### Set exercise
Filter this data down to the lines that hold "news", and copy them.

### Extracted records
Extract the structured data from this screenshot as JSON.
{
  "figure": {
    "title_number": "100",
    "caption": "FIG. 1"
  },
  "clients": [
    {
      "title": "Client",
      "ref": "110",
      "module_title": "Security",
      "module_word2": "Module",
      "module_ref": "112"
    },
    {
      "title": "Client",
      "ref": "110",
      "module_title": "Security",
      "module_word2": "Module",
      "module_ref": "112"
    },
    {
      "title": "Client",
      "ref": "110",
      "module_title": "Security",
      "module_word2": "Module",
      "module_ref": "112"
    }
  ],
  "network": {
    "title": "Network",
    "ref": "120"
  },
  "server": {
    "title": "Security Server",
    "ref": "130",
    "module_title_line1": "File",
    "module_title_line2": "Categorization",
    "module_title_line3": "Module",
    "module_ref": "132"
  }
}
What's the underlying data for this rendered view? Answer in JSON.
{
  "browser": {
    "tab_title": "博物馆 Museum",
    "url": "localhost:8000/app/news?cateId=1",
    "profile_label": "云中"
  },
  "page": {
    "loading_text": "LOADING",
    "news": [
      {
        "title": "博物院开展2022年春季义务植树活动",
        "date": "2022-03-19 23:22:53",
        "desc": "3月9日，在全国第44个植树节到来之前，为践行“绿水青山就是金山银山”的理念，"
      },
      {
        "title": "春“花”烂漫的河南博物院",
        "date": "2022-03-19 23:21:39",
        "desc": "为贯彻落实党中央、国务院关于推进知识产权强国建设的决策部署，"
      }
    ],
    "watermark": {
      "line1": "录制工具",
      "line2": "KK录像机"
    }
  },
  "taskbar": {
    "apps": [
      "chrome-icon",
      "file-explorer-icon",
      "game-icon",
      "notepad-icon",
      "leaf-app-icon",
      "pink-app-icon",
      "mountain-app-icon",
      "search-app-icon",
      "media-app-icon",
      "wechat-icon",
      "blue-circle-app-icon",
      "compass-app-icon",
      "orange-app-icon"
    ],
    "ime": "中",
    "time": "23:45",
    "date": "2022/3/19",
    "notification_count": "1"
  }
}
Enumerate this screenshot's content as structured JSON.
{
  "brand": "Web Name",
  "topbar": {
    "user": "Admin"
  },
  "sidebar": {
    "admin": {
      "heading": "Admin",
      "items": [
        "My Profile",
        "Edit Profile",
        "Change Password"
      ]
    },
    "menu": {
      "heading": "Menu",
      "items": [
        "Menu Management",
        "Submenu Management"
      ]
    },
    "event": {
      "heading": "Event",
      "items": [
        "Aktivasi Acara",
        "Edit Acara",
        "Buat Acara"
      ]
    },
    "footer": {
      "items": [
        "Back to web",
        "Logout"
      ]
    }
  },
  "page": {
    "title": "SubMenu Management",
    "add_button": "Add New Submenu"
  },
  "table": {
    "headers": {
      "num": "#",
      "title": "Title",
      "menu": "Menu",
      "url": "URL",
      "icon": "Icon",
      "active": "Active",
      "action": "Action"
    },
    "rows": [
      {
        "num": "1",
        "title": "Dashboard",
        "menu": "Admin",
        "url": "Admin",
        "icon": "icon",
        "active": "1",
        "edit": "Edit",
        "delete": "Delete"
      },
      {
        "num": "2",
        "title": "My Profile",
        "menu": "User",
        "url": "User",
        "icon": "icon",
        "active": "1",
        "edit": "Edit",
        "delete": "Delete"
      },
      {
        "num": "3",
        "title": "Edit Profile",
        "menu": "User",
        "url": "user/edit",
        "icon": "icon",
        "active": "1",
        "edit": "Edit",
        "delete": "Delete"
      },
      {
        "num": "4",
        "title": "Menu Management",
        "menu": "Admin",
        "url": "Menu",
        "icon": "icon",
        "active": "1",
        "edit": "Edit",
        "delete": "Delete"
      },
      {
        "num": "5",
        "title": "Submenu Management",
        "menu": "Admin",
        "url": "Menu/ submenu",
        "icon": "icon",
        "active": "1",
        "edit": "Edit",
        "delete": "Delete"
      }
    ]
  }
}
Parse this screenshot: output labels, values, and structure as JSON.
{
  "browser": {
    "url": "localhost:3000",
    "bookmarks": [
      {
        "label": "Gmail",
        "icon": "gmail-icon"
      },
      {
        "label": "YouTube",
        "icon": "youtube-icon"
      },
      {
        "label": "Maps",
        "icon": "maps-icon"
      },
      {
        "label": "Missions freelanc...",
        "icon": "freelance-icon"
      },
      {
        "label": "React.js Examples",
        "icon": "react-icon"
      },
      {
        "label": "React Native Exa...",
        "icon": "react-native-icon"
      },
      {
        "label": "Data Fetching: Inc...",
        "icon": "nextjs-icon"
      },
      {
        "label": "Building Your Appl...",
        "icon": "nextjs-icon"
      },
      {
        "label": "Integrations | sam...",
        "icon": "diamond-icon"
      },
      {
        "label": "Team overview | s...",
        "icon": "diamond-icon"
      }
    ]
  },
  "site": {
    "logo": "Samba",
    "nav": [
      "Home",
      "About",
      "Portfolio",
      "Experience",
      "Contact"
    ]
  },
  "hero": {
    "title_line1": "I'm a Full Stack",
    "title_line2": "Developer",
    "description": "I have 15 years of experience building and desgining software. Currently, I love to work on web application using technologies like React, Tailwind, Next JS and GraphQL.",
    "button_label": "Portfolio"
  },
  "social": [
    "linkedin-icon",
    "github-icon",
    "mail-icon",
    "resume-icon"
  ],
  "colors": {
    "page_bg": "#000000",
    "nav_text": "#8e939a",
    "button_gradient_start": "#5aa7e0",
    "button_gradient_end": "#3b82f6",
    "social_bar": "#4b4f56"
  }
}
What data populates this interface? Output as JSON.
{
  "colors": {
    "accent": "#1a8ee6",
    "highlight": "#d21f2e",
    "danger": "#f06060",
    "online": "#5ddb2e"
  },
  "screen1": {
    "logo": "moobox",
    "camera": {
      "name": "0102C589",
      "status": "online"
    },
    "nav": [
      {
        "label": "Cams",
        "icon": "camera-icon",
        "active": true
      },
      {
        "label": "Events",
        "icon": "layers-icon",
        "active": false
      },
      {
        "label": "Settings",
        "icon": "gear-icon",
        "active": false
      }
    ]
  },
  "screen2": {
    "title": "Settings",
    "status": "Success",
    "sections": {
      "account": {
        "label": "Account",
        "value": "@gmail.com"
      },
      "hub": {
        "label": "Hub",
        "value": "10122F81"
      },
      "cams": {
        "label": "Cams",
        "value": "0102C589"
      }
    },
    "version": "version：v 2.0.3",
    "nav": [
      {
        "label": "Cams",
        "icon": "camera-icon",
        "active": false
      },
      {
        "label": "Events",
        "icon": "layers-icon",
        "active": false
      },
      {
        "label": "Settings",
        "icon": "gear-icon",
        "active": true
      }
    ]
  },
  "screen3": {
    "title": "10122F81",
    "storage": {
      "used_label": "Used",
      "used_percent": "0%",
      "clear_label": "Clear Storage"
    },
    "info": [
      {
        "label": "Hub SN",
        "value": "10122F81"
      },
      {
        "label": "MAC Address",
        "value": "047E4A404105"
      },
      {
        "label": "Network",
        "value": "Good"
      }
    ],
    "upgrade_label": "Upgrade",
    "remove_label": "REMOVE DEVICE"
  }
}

### The completed task
    "url": "localhost:8000/app/news?cateId=1",
    "news": [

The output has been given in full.